▸ **SUPPLIED DATA**:
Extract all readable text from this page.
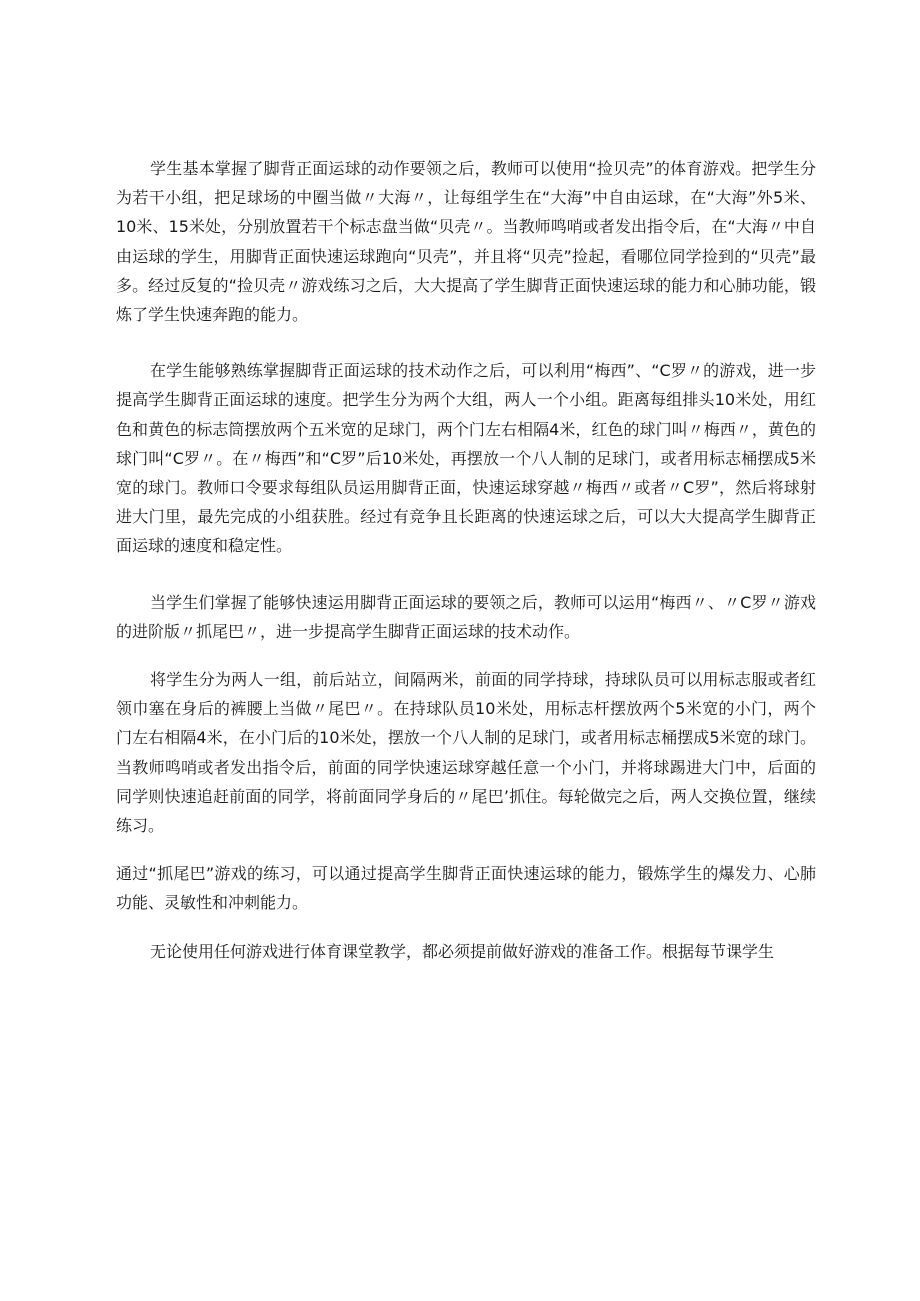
学生基本掌握了脚背正面运球的动作要领之后，教师可以使用“捡贝壳”的体育游戏。把学生分为若干小组，把足球场的中圈当做〃大海〃，让每组学生在“大海”中自由运球，在“大海”外5米、10米、15米处，分别放置若干个标志盘当做“贝壳〃。当教师鸣哨或者发出指令后，在“大海〃中自由运球的学生，用脚背正面快速运球跑向“贝壳”，并且将“贝壳”捡起，看哪位同学捡到的“贝壳”最多。经过反复的“捡贝壳〃游戏练习之后，大大提高了学生脚背正面快速运球的能力和心肺功能，锻炼了学生快速奔跑的能力。

在学生能够熟练掌握脚背正面运球的技术动作之后，可以利用“梅西”、“C罗〃的游戏，进一步提高学生脚背正面运球的速度。把学生分为两个大组，两人一个小组。距离每组排头10米处，用红色和黄色的标志筒摆放两个五米宽的足球门，两个门左右相隔4米，红色的球门叫〃梅西〃，黄色的球门叫“C罗〃。在〃梅西”和“C罗”后10米处，再摆放一个八人制的足球门，或者用标志桶摆成5米宽的球门。教师口令要求每组队员运用脚背正面，快速运球穿越〃梅西〃或者〃C罗”，然后将球射进大门里，最先完成的小组获胜。经过有竞争且长距离的快速运球之后，可以大大提高学生脚背正面运球的速度和稳定性。

当学生们掌握了能够快速运用脚背正面运球的要领之后，教师可以运用“梅西〃、〃C罗〃游戏的进阶版〃抓尾巴〃，进一步提高学生脚背正面运球的技术动作。

将学生分为两人一组，前后站立，间隔两米，前面的同学持球，持球队员可以用标志服或者红领巾塞在身后的裤腰上当做〃尾巴〃。在持球队员10米处，用标志杆摆放两个5米宽的小门，两个门左右相隔4米，在小门后的10米处，摆放一个八人制的足球门，或者用标志桶摆成5米宽的球门。当教师鸣哨或者发出指令后，前面的同学快速运球穿越任意一个小门，并将球踢进大门中，后面的同学则快速追赶前面的同学，将前面同学身后的〃尾巴’抓住。每轮做完之后，两人交换位置，继续练习。

通过“抓尾巴”游戏的练习，可以通过提高学生脚背正面快速运球的能力，锻炼学生的爆发力、心肺功能、灵敏性和冲刺能力。

无论使用任何游戏进行体育课堂教学，都必须提前做好游戏的准备工作。根据每节课学生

▸ **STATED TASK**: Write out the whole listing exactly, and drop the pictures.

▸ **WRITTEN SOLUTION**:
Extract all readable text from this page.
学生基本掌握了脚背正面运球的动作要领之后，教师可以使用“捡贝壳”的体育游戏。把学生分为若干小组，把足球场的中圈当做〃大海〃，让每组学生在“大海”中自由运球，在“大海”外5米、10米、15米处，分别放置若干个标志盘当做“贝壳〃。当教师鸣哨或者发出指令后，在“大海〃中自由运球的学生，用脚背正面快速运球跑向“贝壳”，并且将“贝壳”捡起，看哪位同学捡到的“贝壳”最多。经过反复的“捡贝壳〃游戏练习之后，大大提高了学生脚背正面快速运球的能力和心肺功能，锻炼了学生快速奔跑的能力。

在学生能够熟练掌握脚背正面运球的技术动作之后，可以利用“梅西”、“C罗〃的游戏，进一步提高学生脚背正面运球的速度。把学生分为两个大组，两人一个小组。距离每组排头10米处，用红色和黄色的标志筒摆放两个五米宽的足球门，两个门左右相隔4米，红色的球门叫〃梅西〃，黄色的球门叫“C罗〃。在〃梅西”和“C罗”后10米处，再摆放一个八人制的足球门，或者用标志桶摆成5米宽的球门。教师口令要求每组队员运用脚背正面，快速运球穿越〃梅西〃或者〃C罗”，然后将球射进大门里，最先完成的小组获胜。经过有竞争且长距离的快速运球之后，可以大大提高学生脚背正面运球的速度和稳定性。

当学生们掌握了能够快速运用脚背正面运球的要领之后，教师可以运用“梅西〃、〃C罗〃游戏的进阶版〃抓尾巴〃，进一步提高学生脚背正面运球的技术动作。

将学生分为两人一组，前后站立，间隔两米，前面的同学持球，持球队员可以用标志服或者红领巾塞在身后的裤腰上当做〃尾巴〃。在持球队员10米处，用标志杆摆放两个5米宽的小门，两个门左右相隔4米，在小门后的10米处，摆放一个八人制的足球门，或者用标志桶摆成5米宽的球门。当教师鸣哨或者发出指令后，前面的同学快速运球穿越任意一个小门，并将球踢进大门中，后面的同学则快速追赶前面的同学，将前面同学身后的〃尾巴’抓住。每轮做完之后，两人交换位置，继续练习。

通过“抓尾巴”游戏的练习，可以通过提高学生脚背正面快速运球的能力，锻炼学生的爆发力、心肺功能、灵敏性和冲刺能力。

无论使用任何游戏进行体育课堂教学，都必须提前做好游戏的准备工作。根据每节课学生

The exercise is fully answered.